§ **TASK DESCRIPTION**
Filter the listing and keep only the lines with the word "color".

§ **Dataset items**
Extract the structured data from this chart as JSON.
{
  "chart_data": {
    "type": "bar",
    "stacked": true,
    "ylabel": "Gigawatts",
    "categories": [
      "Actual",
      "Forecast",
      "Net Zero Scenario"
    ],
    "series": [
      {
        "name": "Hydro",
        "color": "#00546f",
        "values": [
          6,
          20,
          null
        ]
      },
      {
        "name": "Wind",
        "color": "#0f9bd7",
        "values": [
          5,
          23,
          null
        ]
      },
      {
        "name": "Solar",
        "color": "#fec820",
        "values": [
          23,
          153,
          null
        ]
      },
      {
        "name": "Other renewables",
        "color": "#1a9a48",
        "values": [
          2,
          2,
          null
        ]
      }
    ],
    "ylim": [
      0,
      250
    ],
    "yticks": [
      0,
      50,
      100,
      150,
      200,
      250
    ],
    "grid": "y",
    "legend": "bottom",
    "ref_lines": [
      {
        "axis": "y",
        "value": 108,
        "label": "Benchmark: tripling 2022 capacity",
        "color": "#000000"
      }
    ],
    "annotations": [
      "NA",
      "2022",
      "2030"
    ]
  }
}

§ **RESULT OF THE EXERCISE**
        "color": "#00546f",
        "color": "#0f9bd7",
        "color": "#fec820",
        "color": "#1a9a48",
        "color": "#000000"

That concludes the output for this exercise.